The task
Give the count of lines in the data that include the string "为等腰直角三角形的直角", with no added remarks.

Recorded data:
########

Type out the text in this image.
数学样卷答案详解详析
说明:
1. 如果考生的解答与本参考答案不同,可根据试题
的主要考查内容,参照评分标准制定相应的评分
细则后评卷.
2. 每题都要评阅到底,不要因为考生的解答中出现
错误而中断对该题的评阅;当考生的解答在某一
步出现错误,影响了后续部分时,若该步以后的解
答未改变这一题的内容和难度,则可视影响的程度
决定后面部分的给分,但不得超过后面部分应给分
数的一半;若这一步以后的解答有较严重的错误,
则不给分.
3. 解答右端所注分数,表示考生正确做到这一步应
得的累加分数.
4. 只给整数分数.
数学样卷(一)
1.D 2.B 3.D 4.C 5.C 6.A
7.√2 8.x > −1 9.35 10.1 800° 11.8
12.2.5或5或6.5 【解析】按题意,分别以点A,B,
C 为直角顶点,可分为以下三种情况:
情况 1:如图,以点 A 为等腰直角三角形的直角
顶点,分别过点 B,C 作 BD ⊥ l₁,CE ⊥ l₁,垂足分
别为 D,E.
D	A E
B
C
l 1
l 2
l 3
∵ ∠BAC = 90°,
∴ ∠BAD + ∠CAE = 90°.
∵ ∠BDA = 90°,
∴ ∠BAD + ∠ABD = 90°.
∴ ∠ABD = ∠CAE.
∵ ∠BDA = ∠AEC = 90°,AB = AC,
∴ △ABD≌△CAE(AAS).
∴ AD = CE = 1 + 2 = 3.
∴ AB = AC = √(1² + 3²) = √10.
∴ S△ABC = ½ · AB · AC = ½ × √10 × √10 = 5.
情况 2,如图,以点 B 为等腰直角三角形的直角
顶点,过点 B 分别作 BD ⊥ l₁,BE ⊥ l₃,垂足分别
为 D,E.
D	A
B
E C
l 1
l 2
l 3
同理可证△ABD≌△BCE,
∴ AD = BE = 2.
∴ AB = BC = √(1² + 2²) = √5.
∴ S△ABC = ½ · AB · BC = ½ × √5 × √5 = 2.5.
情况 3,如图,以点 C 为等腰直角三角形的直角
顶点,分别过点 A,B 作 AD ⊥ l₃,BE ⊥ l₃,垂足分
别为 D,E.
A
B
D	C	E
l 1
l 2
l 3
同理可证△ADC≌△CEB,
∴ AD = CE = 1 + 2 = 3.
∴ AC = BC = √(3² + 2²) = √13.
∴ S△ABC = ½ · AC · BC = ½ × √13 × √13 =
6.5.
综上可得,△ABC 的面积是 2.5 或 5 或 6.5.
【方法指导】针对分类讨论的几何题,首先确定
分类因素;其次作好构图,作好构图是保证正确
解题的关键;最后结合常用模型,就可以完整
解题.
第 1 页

########

Task answer
3